WHAT YOU WILL DO: Select the lines that contain "Order" and copy each of them.

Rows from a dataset
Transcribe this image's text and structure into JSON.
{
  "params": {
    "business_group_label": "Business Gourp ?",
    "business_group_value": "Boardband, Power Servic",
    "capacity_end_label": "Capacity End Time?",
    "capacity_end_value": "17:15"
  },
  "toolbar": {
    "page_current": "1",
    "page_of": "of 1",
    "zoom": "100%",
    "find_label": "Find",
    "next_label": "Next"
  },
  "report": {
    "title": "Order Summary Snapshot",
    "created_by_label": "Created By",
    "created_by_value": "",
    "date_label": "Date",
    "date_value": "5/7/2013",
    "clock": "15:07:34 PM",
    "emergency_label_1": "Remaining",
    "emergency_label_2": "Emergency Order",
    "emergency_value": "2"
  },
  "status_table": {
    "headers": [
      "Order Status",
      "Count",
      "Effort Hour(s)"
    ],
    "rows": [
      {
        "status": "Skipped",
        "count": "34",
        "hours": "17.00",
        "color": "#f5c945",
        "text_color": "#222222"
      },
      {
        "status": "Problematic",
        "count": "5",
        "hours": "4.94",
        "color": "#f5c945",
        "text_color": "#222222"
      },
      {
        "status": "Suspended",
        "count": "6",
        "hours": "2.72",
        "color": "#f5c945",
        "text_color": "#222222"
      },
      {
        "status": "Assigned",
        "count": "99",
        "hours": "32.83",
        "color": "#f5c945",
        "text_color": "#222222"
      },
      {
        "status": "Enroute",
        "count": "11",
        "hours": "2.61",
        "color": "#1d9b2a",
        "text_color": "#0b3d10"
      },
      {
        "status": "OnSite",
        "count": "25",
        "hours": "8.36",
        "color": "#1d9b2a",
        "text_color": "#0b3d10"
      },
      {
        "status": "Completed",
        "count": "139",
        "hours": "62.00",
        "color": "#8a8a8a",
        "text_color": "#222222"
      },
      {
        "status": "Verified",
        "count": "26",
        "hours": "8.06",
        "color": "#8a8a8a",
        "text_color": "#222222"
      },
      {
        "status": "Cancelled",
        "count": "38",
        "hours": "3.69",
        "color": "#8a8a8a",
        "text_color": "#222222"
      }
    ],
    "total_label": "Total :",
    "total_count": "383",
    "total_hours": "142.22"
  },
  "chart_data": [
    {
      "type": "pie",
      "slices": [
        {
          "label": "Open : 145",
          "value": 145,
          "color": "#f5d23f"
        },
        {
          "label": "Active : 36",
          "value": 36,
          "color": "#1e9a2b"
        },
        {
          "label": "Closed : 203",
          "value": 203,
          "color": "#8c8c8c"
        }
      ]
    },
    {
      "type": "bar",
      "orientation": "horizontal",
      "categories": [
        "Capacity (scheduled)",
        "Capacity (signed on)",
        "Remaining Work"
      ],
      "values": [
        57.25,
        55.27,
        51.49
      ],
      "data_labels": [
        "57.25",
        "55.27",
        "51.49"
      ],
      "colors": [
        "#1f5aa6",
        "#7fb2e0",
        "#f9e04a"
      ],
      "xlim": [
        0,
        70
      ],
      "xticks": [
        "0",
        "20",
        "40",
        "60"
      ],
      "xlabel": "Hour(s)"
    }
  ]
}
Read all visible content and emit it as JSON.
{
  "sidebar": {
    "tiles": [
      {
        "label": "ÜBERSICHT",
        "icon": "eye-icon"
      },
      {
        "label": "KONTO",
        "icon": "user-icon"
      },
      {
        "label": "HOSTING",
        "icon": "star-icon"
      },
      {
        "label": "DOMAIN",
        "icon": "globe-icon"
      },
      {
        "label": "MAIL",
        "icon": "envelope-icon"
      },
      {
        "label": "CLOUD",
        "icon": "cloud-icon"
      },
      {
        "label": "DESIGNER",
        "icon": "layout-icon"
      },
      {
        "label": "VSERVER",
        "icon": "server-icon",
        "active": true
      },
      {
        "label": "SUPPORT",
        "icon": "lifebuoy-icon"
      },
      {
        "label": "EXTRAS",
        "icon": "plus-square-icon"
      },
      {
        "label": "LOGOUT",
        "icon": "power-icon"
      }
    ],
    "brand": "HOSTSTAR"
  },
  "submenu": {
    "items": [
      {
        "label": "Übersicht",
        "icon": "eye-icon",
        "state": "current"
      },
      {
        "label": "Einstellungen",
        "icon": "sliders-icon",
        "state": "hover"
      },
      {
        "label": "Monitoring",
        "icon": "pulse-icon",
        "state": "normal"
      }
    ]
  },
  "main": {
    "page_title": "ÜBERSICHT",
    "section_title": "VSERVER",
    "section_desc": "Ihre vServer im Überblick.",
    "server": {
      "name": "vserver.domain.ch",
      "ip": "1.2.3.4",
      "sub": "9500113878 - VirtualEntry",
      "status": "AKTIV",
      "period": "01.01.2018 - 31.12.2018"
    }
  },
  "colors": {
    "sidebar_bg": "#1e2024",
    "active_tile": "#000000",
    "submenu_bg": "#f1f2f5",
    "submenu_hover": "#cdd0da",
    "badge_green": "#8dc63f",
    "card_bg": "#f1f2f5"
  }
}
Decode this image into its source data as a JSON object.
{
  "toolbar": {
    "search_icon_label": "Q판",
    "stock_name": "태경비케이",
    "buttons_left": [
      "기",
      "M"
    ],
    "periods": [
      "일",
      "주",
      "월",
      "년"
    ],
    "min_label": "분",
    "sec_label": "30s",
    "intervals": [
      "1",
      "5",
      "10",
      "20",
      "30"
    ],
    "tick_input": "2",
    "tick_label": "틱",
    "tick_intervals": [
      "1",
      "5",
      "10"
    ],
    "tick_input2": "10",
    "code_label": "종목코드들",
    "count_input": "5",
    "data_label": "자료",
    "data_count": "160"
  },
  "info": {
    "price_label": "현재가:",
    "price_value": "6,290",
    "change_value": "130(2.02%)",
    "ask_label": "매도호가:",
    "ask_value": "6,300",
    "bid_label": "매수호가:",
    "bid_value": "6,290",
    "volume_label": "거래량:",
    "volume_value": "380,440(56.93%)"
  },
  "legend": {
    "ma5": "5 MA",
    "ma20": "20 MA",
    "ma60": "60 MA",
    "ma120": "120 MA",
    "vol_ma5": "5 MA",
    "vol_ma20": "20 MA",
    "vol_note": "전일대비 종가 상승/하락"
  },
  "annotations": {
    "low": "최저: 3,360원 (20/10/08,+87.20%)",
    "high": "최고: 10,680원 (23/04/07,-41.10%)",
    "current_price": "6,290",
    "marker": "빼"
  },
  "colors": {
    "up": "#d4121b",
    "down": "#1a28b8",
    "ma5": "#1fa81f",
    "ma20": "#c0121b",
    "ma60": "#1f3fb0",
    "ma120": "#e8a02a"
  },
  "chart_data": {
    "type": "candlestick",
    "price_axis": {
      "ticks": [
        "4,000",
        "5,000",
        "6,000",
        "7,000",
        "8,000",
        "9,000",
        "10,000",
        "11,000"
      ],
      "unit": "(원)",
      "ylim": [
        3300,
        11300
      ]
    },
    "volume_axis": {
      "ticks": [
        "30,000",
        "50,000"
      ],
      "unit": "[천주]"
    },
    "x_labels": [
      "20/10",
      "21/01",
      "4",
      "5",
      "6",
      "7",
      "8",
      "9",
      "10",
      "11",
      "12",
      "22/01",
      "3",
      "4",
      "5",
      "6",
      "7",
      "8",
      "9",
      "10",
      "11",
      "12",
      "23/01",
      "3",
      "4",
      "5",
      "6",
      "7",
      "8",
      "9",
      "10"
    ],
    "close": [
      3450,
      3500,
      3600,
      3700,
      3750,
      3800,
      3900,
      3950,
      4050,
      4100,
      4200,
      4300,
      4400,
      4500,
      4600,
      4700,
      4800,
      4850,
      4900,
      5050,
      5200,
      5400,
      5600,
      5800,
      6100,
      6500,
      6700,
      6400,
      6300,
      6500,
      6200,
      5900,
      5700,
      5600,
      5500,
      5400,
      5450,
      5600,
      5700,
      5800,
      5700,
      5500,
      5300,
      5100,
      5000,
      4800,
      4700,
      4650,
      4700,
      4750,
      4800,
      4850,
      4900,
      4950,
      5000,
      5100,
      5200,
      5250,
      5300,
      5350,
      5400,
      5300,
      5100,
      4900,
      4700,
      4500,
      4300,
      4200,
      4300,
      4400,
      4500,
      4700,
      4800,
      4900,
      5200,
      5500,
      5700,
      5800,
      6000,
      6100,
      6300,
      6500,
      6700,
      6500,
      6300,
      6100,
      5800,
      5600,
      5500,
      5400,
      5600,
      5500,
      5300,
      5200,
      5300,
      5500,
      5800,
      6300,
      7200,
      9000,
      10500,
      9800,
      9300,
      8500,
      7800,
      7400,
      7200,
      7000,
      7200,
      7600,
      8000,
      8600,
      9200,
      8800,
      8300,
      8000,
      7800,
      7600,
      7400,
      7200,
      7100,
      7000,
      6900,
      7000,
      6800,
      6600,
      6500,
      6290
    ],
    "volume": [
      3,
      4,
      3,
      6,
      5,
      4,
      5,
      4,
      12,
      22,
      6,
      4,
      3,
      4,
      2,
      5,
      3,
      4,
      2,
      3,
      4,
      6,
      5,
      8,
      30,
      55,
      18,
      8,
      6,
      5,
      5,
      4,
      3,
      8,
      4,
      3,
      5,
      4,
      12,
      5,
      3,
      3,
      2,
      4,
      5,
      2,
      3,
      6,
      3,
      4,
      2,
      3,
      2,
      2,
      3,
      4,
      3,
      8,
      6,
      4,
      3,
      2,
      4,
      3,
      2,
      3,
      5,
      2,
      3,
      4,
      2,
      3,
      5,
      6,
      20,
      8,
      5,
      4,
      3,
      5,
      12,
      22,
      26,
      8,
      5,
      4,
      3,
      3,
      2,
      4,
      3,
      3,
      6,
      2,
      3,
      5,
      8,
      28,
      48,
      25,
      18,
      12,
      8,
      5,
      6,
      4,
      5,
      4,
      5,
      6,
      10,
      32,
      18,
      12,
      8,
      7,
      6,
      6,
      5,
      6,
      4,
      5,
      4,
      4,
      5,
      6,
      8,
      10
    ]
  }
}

FULL RESPONSE:
    "title": "Order Summary Snapshot",
    "emergency_label_2": "Emergency Order",
      "Order Status",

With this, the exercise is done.